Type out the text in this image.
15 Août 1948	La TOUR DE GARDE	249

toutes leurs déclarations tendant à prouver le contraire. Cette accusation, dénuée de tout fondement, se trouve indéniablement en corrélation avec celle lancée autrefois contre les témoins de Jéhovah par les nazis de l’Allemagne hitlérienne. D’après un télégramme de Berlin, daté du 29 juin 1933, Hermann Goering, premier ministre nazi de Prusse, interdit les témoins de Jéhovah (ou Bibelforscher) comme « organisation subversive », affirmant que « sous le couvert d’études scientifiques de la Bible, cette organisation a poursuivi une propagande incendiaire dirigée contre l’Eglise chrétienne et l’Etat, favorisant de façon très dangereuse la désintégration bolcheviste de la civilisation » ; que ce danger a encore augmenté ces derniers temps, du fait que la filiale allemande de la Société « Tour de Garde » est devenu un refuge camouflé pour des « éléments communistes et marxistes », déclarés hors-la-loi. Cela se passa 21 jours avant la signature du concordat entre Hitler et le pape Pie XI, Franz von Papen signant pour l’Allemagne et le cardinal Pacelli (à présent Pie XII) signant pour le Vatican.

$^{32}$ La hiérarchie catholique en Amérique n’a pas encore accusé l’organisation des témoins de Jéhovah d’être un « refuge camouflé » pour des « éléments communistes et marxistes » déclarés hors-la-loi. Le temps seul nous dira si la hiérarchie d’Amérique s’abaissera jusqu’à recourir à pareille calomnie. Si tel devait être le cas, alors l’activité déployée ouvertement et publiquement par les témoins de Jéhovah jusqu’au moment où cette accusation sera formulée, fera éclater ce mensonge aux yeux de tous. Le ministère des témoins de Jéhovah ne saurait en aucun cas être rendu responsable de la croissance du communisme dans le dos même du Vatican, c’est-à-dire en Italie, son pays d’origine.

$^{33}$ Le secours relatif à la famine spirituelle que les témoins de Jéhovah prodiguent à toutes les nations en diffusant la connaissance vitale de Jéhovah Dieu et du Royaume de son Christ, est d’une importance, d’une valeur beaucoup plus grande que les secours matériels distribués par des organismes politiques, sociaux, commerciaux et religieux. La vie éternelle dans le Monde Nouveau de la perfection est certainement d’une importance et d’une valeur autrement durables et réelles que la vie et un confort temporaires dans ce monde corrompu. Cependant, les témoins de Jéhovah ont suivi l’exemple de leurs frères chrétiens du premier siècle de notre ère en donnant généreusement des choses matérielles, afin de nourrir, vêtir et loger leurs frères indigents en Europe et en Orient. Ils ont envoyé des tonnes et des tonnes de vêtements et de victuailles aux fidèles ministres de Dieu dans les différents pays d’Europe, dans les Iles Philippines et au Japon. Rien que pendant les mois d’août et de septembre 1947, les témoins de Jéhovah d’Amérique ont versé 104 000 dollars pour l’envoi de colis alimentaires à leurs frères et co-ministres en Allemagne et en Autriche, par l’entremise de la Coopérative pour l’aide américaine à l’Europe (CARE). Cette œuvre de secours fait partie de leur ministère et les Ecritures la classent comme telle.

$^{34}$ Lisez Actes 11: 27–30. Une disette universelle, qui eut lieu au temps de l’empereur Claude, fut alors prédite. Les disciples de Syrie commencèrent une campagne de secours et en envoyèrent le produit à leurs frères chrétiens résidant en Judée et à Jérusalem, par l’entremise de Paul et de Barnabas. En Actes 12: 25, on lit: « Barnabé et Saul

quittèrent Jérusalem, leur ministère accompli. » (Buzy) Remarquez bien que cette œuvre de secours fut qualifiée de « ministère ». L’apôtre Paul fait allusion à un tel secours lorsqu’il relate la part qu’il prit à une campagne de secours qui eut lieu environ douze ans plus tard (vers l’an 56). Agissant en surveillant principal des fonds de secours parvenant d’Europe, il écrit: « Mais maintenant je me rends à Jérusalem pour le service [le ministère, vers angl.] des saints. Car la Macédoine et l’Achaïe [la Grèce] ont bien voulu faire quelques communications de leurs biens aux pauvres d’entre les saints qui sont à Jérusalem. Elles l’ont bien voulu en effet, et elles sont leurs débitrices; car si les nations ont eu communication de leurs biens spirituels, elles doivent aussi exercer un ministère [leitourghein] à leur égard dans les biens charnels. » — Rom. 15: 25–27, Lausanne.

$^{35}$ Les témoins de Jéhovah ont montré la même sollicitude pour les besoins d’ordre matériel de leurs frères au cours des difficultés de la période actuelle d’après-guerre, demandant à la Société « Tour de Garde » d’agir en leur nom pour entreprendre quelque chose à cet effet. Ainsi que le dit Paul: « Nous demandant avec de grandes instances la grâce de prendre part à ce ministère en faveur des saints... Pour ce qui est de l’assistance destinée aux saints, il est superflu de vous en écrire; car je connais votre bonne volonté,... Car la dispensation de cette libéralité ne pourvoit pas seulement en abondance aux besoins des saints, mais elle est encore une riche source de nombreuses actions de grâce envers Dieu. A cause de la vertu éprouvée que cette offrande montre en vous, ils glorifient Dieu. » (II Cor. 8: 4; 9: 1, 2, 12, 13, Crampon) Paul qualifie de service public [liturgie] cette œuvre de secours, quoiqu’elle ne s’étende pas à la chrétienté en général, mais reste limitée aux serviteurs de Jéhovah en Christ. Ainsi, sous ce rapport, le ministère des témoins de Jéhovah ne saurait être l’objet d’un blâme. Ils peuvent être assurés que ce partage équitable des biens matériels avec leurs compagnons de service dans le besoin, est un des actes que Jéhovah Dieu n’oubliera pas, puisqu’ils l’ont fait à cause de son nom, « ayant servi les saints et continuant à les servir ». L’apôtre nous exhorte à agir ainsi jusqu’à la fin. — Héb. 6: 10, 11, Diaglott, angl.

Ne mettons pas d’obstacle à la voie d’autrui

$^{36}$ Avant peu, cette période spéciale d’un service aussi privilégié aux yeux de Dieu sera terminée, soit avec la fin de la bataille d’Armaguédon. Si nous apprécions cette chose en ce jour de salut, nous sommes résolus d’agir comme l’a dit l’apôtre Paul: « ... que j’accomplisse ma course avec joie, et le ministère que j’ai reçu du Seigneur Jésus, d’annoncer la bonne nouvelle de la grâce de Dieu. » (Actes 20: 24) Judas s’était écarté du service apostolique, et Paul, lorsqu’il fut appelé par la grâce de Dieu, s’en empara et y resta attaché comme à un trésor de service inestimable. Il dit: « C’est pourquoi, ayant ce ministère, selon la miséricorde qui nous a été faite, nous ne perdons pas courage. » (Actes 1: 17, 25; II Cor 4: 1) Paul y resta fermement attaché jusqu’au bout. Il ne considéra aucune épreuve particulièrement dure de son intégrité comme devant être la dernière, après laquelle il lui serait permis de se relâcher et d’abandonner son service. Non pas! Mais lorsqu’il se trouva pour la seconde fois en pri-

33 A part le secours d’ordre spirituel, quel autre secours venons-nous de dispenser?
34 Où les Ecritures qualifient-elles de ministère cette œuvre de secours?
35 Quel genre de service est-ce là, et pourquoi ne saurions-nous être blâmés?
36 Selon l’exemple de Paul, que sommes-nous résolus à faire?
____________________
Task goal. Each entry above is to be printed again exactly.

Expected output.
Type out the text in this image.
15 Août 1948	La TOUR DE GARDE	249

toutes leurs déclarations tendant à prouver le contraire. Cette accusation, dénuée de tout fondement, se trouve indéniablement en corrélation avec celle lancée autrefois contre les témoins de Jéhovah par les nazis de l’Allemagne hitlérienne. D’après un télégramme de Berlin, daté du 29 juin 1933, Hermann Goering, premier ministre nazi de Prusse, interdit les témoins de Jéhovah (ou Bibelforscher) comme « organisation subversive », affirmant que « sous le couvert d’études scientifiques de la Bible, cette organisation a poursuivi une propagande incendiaire dirigée contre l’Eglise chrétienne et l’Etat, favorisant de façon très dangereuse la désintégration bolcheviste de la civilisation » ; que ce danger a encore augmenté ces derniers temps, du fait que la filiale allemande de la Société « Tour de Garde » est devenu un refuge camouflé pour des « éléments communistes et marxistes », déclarés hors-la-loi. Cela se passa 21 jours avant la signature du concordat entre Hitler et le pape Pie XI, Franz von Papen signant pour l’Allemagne et le cardinal Pacelli (à présent Pie XII) signant pour le Vatican.

$^{32}$ La hiérarchie catholique en Amérique n’a pas encore accusé l’organisation des témoins de Jéhovah d’être un « refuge camouflé » pour des « éléments communistes et marxistes » déclarés hors-la-loi. Le temps seul nous dira si la hiérarchie d’Amérique s’abaissera jusqu’à recourir à pareille calomnie. Si tel devait être le cas, alors l’activité déployée ouvertement et publiquement par les témoins de Jéhovah jusqu’au moment où cette accusation sera formulée, fera éclater ce mensonge aux yeux de tous. Le ministère des témoins de Jéhovah ne saurait en aucun cas être rendu responsable de la croissance du communisme dans le dos même du Vatican, c’est-à-dire en Italie, son pays d’origine.

$^{33}$ Le secours relatif à la famine spirituelle que les témoins de Jéhovah prodiguent à toutes les nations en diffusant la connaissance vitale de Jéhovah Dieu et du Royaume de son Christ, est d’une importance, d’une valeur beaucoup plus grande que les secours matériels distribués par des organismes politiques, sociaux, commerciaux et religieux. La vie éternelle dans le Monde Nouveau de la perfection est certainement d’une importance et d’une valeur autrement durables et réelles que la vie et un confort temporaires dans ce monde corrompu. Cependant, les témoins de Jéhovah ont suivi l’exemple de leurs frères chrétiens du premier siècle de notre ère en donnant généreusement des choses matérielles, afin de nourrir, vêtir et loger leurs frères indigents en Europe et en Orient. Ils ont envoyé des tonnes et des tonnes de vêtements et de victuailles aux fidèles ministres de Dieu dans les différents pays d’Europe, dans les Iles Philippines et au Japon. Rien que pendant les mois d’août et de septembre 1947, les témoins de Jéhovah d’Amérique ont versé 104 000 dollars pour l’envoi de colis alimentaires à leurs frères et co-ministres en Allemagne et en Autriche, par l’entremise de la Coopérative pour l’aide américaine à l’Europe (CARE). Cette œuvre de secours fait partie de leur ministère et les Ecritures la classent comme telle.

$^{34}$ Lisez Actes 11: 27–30. Une disette universelle, qui eut lieu au temps de l’empereur Claude, fut alors prédite. Les disciples de Syrie commencèrent une campagne de secours et en envoyèrent le produit à leurs frères chrétiens résidant en Judée et à Jérusalem, par l’entremise de Paul et de Barnabas. En Actes 12: 25, on lit: « Barnabé et Saul

quittèrent Jérusalem, leur ministère accompli. » (Buzy) Remarquez bien que cette œuvre de secours fut qualifiée de « ministère ». L’apôtre Paul fait allusion à un tel secours lorsqu’il relate la part qu’il prit à une campagne de secours qui eut lieu environ douze ans plus tard (vers l’an 56). Agissant en surveillant principal des fonds de secours parvenant d’Europe, il écrit: « Mais maintenant je me rends à Jérusalem pour le service [le ministère, vers angl.] des saints. Car la Macédoine et l’Achaïe [la Grèce] ont bien voulu faire quelques communications de leurs biens aux pauvres d’entre les saints qui sont à Jérusalem. Elles l’ont bien voulu en effet, et elles sont leurs débitrices; car si les nations ont eu communication de leurs biens spirituels, elles doivent aussi exercer un ministère [leitourghein] à leur égard dans les biens charnels. » — Rom. 15: 25–27, Lausanne.

$^{35}$ Les témoins de Jéhovah ont montré la même sollicitude pour les besoins d’ordre matériel de leurs frères au cours des difficultés de la période actuelle d’après-guerre, demandant à la Société « Tour de Garde » d’agir en leur nom pour entreprendre quelque chose à cet effet. Ainsi que le dit Paul: « Nous demandant avec de grandes instances la grâce de prendre part à ce ministère en faveur des saints... Pour ce qui est de l’assistance destinée aux saints, il est superflu de vous en écrire; car je connais votre bonne volonté,... Car la dispensation de cette libéralité ne pourvoit pas seulement en abondance aux besoins des saints, mais elle est encore une riche source de nombreuses actions de grâce envers Dieu. A cause de la vertu éprouvée que cette offrande montre en vous, ils glorifient Dieu. » (II Cor. 8: 4; 9: 1, 2, 12, 13, Crampon) Paul qualifie de service public [liturgie] cette œuvre de secours, quoiqu’elle ne s’étende pas à la chrétienté en général, mais reste limitée aux serviteurs de Jéhovah en Christ. Ainsi, sous ce rapport, le ministère des témoins de Jéhovah ne saurait être l’objet d’un blâme. Ils peuvent être assurés que ce partage équitable des biens matériels avec leurs compagnons de service dans le besoin, est un des actes que Jéhovah Dieu n’oubliera pas, puisqu’ils l’ont fait à cause de son nom, « ayant servi les saints et continuant à les servir ». L’apôtre nous exhorte à agir ainsi jusqu’à la fin. — Héb. 6: 10, 11, Diaglott, angl.

Ne mettons pas d’obstacle à la voie d’autrui

$^{36}$ Avant peu, cette période spéciale d’un service aussi privilégié aux yeux de Dieu sera terminée, soit avec la fin de la bataille d’Armaguédon. Si nous apprécions cette chose en ce jour de salut, nous sommes résolus d’agir comme l’a dit l’apôtre Paul: « ... que j’accomplisse ma course avec joie, et le ministère que j’ai reçu du Seigneur Jésus, d’annoncer la bonne nouvelle de la grâce de Dieu. » (Actes 20: 24) Judas s’était écarté du service apostolique, et Paul, lorsqu’il fut appelé par la grâce de Dieu, s’en empara et y resta attaché comme à un trésor de service inestimable. Il dit: « C’est pourquoi, ayant ce ministère, selon la miséricorde qui nous a été faite, nous ne perdons pas courage. » (Actes 1: 17, 25; II Cor 4: 1) Paul y resta fermement attaché jusqu’au bout. Il ne considéra aucune épreuve particulièrement dure de son intégrité comme devant être la dernière, après laquelle il lui serait permis de se relâcher et d’abandonner son service. Non pas! Mais lorsqu’il se trouva pour la seconde fois en pri-

33 A part le secours d’ordre spirituel, quel autre secours venons-nous de dispenser?
34 Où les Ecritures qualifient-elles de ministère cette œuvre de secours?
35 Quel genre de service est-ce là, et pourquoi ne saurions-nous être blâmés?
36 Selon l’exemple de Paul, que sommes-nous résolus à faire?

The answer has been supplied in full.